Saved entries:
━━━━━━

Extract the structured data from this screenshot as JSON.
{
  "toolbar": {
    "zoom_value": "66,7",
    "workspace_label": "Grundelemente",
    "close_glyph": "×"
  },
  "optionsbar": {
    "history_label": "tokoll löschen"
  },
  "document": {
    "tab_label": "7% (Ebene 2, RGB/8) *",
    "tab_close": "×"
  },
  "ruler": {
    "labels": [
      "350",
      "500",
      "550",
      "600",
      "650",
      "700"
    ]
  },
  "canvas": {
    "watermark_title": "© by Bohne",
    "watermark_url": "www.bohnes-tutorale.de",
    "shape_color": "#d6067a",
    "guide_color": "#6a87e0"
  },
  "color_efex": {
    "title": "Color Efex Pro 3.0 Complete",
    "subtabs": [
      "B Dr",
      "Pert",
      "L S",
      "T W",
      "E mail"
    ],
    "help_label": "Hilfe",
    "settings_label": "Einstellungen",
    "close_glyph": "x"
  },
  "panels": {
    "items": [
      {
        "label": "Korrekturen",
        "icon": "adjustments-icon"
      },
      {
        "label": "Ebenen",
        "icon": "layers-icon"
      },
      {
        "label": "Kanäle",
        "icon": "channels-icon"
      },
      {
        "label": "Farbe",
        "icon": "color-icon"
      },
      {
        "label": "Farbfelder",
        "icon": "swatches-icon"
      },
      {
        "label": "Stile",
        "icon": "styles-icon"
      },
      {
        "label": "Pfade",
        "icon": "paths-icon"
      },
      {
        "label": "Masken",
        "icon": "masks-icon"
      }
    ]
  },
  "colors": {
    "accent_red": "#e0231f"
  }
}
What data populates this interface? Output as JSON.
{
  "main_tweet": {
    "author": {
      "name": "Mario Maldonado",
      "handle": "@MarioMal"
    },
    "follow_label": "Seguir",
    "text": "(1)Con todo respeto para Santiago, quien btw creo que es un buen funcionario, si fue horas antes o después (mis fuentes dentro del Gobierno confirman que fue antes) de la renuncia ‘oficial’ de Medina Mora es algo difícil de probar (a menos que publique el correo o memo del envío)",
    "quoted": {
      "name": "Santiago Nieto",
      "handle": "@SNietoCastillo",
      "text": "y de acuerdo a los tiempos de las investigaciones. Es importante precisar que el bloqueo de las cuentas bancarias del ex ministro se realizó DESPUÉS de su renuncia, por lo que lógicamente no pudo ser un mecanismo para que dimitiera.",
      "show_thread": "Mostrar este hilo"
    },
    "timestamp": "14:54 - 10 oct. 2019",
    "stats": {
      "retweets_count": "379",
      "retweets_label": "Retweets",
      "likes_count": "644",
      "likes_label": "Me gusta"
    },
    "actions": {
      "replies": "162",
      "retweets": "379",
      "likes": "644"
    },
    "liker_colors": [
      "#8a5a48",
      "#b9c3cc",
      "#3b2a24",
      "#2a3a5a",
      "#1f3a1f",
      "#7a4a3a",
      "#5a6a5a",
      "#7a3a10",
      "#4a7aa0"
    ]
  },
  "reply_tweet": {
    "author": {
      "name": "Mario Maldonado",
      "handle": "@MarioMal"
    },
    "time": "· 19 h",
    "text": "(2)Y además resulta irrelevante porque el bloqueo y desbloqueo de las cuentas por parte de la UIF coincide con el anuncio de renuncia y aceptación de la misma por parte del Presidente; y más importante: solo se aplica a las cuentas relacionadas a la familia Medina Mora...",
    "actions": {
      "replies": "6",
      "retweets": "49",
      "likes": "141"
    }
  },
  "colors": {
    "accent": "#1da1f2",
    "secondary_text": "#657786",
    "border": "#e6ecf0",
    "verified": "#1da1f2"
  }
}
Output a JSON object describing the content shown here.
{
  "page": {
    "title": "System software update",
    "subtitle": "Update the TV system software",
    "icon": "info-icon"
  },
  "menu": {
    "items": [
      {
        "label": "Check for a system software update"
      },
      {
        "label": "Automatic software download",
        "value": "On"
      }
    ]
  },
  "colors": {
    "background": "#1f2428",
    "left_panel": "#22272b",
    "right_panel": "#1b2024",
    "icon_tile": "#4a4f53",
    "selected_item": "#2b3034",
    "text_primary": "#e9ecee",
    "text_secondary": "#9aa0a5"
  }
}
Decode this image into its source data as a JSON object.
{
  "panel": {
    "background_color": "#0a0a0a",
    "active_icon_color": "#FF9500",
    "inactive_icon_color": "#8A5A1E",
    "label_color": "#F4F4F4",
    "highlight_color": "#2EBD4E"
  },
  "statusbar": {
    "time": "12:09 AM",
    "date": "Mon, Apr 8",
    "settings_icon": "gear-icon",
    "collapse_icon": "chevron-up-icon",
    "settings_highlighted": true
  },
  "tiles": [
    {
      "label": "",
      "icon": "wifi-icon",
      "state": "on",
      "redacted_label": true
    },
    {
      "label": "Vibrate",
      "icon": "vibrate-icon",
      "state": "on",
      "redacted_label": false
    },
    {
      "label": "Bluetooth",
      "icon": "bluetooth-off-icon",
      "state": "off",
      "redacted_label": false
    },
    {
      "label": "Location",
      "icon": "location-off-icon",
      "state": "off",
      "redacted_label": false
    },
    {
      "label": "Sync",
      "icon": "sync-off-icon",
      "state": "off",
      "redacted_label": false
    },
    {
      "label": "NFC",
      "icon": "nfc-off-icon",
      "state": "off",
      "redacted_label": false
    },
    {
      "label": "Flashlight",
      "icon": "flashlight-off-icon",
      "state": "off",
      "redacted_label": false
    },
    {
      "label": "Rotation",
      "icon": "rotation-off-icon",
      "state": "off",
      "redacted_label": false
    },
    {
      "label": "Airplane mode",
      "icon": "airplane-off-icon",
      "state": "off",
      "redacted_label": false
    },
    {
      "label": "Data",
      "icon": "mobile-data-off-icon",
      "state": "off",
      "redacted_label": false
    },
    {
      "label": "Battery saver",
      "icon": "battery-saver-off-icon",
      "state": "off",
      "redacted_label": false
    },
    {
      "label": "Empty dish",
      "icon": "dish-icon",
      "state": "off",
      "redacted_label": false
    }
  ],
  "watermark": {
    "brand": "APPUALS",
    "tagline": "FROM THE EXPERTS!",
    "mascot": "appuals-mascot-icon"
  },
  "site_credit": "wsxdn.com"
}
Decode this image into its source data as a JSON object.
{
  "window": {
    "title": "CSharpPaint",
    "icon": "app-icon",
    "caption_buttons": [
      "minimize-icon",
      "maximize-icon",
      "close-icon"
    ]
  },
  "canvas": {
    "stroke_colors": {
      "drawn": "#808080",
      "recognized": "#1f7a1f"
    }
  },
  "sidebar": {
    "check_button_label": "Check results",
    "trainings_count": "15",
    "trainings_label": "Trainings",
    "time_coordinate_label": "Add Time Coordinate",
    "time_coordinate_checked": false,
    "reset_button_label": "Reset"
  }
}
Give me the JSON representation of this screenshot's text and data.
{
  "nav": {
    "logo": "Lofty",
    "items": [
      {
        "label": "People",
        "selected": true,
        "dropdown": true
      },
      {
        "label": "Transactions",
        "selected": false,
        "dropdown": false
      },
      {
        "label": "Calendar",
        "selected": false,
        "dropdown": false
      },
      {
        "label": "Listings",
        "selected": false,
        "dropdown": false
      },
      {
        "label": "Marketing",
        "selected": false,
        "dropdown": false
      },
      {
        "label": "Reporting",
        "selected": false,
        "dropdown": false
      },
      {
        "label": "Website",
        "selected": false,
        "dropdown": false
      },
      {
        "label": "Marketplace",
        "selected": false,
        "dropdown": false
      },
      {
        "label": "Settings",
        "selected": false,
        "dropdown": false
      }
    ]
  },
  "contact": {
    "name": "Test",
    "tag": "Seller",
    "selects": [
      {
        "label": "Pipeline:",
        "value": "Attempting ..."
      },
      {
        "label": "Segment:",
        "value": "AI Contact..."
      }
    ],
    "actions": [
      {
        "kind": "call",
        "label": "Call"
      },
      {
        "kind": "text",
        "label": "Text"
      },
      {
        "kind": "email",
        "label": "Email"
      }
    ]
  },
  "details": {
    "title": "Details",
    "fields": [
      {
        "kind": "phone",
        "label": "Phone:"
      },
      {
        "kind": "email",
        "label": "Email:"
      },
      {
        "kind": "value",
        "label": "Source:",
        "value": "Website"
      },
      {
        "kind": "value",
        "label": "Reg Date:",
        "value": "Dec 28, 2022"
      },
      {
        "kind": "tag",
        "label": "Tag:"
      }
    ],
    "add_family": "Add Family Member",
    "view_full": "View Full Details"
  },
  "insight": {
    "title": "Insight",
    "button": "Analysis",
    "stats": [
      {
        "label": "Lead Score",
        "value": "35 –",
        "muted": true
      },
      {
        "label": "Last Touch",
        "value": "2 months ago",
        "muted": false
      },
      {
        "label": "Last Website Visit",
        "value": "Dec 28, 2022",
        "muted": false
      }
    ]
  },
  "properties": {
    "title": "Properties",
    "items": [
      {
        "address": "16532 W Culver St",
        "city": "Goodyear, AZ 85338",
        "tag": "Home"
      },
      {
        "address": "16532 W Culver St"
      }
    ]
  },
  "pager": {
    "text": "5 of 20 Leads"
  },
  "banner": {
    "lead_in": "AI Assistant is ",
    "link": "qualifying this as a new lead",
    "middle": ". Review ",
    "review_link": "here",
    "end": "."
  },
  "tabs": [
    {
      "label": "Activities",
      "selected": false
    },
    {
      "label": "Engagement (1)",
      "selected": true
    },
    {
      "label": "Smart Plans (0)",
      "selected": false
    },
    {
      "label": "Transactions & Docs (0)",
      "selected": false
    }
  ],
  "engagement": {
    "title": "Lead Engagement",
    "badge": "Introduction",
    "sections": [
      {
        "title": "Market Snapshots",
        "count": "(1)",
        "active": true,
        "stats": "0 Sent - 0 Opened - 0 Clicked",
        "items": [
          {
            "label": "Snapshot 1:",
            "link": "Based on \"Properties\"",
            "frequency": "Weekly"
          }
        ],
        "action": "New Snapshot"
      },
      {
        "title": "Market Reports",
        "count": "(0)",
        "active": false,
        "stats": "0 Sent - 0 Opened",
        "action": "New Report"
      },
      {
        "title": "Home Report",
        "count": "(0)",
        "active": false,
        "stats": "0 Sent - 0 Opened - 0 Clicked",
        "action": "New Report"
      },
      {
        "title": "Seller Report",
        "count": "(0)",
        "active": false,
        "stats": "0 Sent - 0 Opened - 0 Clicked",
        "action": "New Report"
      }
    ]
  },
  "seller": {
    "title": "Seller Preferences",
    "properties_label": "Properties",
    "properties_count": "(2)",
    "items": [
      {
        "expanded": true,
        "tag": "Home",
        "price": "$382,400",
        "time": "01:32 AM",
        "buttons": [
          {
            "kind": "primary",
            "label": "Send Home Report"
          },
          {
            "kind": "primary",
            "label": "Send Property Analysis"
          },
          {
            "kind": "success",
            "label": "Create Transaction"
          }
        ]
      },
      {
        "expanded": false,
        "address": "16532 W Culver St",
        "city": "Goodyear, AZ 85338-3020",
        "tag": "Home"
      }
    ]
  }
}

━━━━━━

SHORT TASK —
Copy out each line in the preceding records that contains "kind".

WRITTEN RESPONSE —
        "kind": "call",
        "kind": "text",
        "kind": "email",
        "kind": "phone",
        "kind": "email",
        "kind": "value",
        "kind": "value",
        "kind": "tag",
            "kind": "primary",
            "kind": "primary",
            "kind": "success",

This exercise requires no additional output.